• _TASK STATEMENT_
For each line that holds "phát", copy the line out.

• _INFORMATION GIVEN_
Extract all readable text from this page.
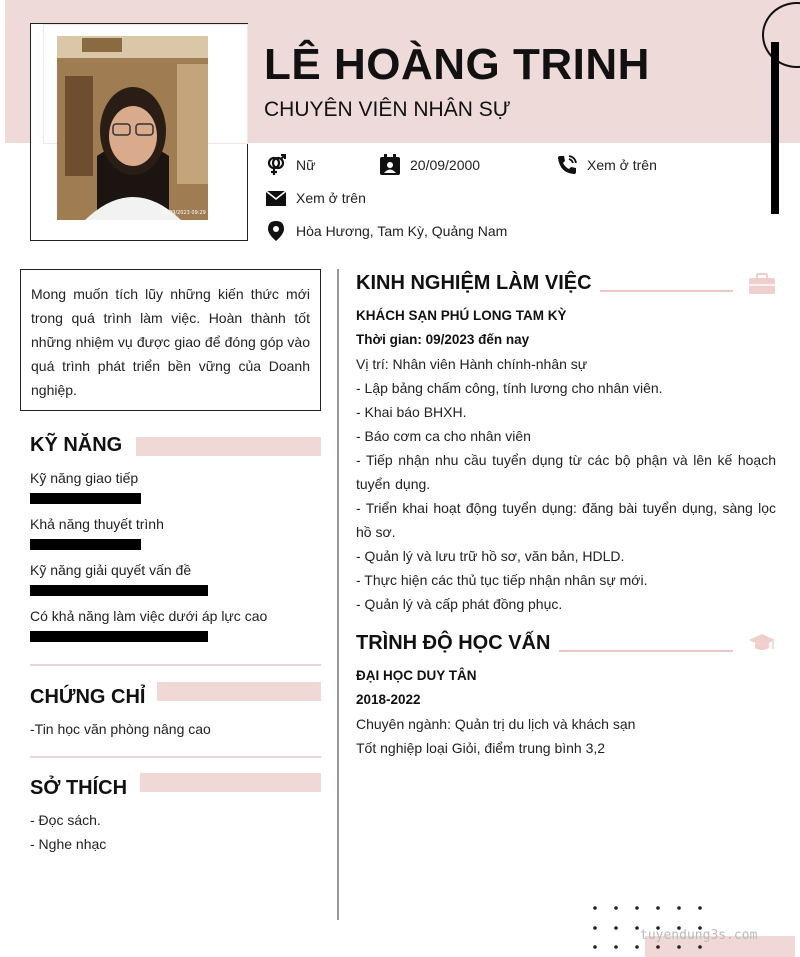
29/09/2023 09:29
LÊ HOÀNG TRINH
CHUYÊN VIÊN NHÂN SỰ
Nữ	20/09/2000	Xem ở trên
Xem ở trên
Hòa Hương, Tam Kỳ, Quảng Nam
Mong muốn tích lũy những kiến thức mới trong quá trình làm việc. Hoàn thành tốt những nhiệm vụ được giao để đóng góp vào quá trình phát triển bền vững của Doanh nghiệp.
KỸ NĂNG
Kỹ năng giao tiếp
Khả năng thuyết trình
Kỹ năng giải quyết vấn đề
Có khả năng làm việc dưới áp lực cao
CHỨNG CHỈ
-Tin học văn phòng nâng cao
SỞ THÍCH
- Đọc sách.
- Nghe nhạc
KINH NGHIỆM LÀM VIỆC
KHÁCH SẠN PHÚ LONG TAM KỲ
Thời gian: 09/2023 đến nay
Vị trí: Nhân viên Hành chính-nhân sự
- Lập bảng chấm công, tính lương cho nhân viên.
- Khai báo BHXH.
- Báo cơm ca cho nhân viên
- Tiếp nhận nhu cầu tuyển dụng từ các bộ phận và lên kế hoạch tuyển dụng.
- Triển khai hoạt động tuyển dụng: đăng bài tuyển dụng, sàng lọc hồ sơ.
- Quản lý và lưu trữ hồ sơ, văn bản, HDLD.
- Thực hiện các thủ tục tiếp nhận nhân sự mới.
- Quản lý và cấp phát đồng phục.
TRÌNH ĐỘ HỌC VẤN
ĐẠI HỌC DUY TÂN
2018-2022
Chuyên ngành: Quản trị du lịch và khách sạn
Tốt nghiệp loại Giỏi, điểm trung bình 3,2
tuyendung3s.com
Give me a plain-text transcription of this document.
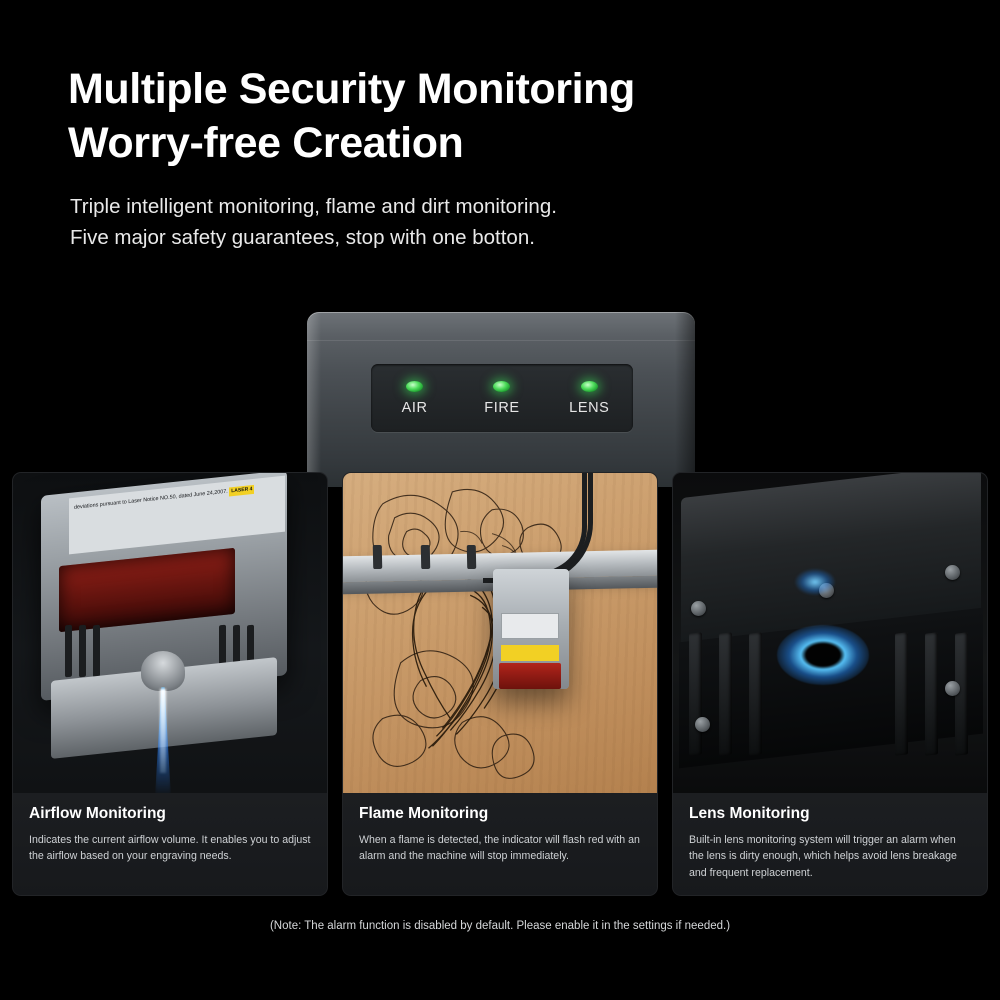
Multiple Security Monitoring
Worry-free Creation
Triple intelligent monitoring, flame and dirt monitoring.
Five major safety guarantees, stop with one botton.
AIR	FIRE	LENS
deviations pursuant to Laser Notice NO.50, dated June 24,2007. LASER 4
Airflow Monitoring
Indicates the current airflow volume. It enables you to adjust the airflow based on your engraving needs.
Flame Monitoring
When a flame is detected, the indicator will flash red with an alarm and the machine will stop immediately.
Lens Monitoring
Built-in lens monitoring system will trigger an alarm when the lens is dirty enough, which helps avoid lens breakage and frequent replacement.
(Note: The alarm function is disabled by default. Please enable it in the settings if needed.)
==
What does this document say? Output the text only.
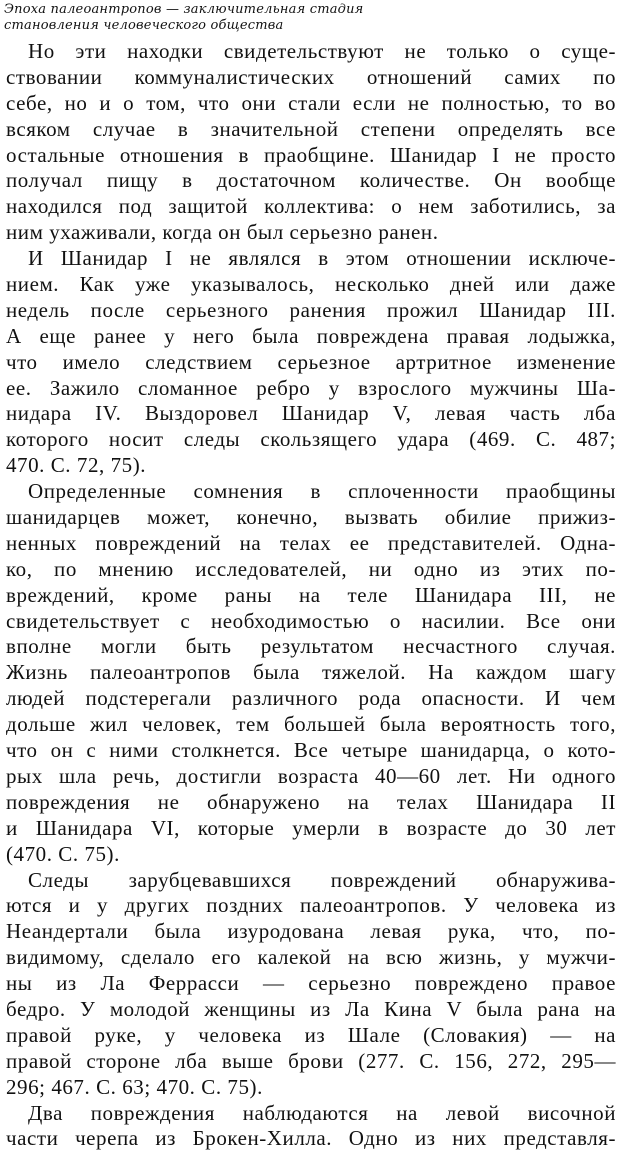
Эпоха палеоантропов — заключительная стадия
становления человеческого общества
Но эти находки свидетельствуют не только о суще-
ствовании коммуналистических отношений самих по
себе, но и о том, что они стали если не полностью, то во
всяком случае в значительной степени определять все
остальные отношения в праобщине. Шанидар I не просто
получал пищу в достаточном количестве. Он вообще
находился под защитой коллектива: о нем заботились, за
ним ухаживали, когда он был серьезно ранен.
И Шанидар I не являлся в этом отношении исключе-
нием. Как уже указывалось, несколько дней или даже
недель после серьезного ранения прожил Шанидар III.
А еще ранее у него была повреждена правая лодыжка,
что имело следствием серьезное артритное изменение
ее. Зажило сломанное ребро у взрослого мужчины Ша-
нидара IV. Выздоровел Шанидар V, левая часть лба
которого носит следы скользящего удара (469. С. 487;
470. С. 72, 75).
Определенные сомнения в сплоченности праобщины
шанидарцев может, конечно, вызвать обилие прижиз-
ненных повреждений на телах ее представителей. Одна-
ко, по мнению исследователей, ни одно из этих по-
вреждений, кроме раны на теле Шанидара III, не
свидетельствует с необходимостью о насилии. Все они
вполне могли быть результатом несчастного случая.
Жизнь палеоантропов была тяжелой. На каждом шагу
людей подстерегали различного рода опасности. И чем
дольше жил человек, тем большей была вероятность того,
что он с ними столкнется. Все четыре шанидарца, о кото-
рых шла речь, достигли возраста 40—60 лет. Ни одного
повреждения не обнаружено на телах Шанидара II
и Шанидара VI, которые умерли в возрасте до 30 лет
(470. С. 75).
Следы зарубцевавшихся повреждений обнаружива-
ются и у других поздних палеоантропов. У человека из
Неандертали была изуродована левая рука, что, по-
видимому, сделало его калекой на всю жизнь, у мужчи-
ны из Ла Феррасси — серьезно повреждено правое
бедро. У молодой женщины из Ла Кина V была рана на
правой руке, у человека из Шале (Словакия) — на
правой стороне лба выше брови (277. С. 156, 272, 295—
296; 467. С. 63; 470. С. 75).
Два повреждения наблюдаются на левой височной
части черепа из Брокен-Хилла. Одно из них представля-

• _CORRECT OUTPUT_
Mong muốn tích lũy những kiến thức mới trong quá trình làm việc. Hoàn thành tốt những nhiệm vụ được giao để đóng góp vào quá trình phát triển bền vững của Doanh nghiệp.
- Quản lý và cấp phát đồng phục.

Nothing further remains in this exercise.